__TEXTAUSZUG__.
Mitternacht, vom 15.09.1945 auf den 16.09.1945, wurden die Uhren um eine Stunde zurückgestellt und damit die normale mitteleuropäische Zeit wieder eingeführt. Bürgermeister Staab, der am 15.06.1945 sein Amt angetreten hatte, schied am 31.03.1946 aus seiner Stellung.

Es wären noch einige Worte über die sittlichen Zustände in der Gemeinde zu sagen. Mit Bedauern musste man feststellen, dass in der Vorkriegszeit die Jugend beiderlei Geschlechts in einem Maße durch die vorausgegangene nationalsozialistische Erziehungsmethode beeinflusst worden war, die an Überhebung der eigenen Person keine Grenzen mehr kannte. Sie, die Jugend, wurde dadurch den Elternhäusern völlig entfremdet, erkannte die Autorität der eigentlichen Erzieher, mit geringen Ausnahmen, nicht mehr an, sie benahmen sich älteren Personen gegenüber respektlos, besuchte keine Gottesdienste und kannte nur Dienst im nationalsozialistischen Fahrwasser. Der Religionsunterricht in den Schulen war aufgehoben, die älteren, ihrer Tradition treu gebliebenen. Lehrer waren all dem gegenüber machtlos, zumal das Züchtigungsrecht stark eingeschränkt wurde. Jugend sollte Jugend erziehen, so lautete die Parole, die sich bitter rächen musste.

__ANGEZEIGTE DATEN__.
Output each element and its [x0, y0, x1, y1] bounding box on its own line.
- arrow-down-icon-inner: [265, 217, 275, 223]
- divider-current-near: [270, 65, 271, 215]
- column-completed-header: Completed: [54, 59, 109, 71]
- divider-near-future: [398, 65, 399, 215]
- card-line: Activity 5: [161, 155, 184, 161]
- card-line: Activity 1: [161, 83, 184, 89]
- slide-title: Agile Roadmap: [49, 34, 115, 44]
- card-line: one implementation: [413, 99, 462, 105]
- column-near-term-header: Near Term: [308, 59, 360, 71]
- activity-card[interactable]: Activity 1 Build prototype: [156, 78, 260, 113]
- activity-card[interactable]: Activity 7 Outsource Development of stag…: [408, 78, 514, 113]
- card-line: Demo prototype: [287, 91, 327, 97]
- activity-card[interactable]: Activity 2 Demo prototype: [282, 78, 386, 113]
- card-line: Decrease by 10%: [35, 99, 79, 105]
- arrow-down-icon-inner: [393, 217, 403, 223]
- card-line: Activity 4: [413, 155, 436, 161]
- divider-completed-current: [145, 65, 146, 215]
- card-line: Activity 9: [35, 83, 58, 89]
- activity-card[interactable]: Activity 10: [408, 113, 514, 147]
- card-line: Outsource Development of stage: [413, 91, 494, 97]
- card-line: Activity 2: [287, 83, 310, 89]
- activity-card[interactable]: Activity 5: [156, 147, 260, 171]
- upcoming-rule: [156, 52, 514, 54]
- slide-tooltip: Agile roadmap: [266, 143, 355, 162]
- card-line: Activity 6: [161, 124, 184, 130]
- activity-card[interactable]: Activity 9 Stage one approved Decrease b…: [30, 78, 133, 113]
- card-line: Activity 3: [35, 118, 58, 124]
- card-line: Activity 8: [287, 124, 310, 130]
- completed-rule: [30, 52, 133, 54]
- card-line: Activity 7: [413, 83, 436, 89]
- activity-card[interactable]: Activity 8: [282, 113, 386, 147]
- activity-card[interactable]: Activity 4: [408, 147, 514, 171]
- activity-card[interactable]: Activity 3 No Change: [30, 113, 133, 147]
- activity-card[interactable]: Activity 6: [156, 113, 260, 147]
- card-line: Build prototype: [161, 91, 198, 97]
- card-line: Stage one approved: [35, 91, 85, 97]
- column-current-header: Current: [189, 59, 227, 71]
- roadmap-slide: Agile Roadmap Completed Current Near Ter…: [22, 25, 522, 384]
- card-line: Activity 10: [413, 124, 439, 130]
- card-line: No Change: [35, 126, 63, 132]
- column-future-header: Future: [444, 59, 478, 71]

__ZU ERLEDIGENDE AUFGABE__.
Gib den Textauszug vollständig und Wort für Wort wieder.

__ANTWORTBEREICH__.
Mitternacht, vom 15.09.1945 auf den 16.09.1945, wurden die Uhren um eine Stunde zurückgestellt und damit die normale mitteleuropäische Zeit wieder eingeführt. Bürgermeister Staab, der am 15.06.1945 sein Amt angetreten hatte, schied am 31.03.1946 aus seiner Stellung.

Es wären noch einige Worte über die sittlichen Zustände in der Gemeinde zu sagen. Mit Bedauern musste man feststellen, dass in der Vorkriegszeit die Jugend beiderlei Geschlechts in einem Maße durch die vorausgegangene nationalsozialistische Erziehungsmethode beeinflusst worden war, die an Überhebung der eigenen Person keine Grenzen mehr kannte. Sie, die Jugend, wurde dadurch den Elternhäusern völlig entfremdet, erkannte die Autorität der eigentlichen Erzieher, mit geringen Ausnahmen, nicht mehr an, sie benahmen sich älteren Personen gegenüber respektlos, besuchte keine Gottesdienste und kannte nur Dienst im nationalsozialistischen Fahrwasser. Der Religionsunterricht in den Schulen war aufgehoben, die älteren, ihrer Tradition treu gebliebenen. Lehrer waren all dem gegenüber machtlos, zumal das Züchtigungsrecht stark eingeschränkt wurde. Jugend sollte Jugend erziehen, so lautete die Parole, die sich bitter rächen musste.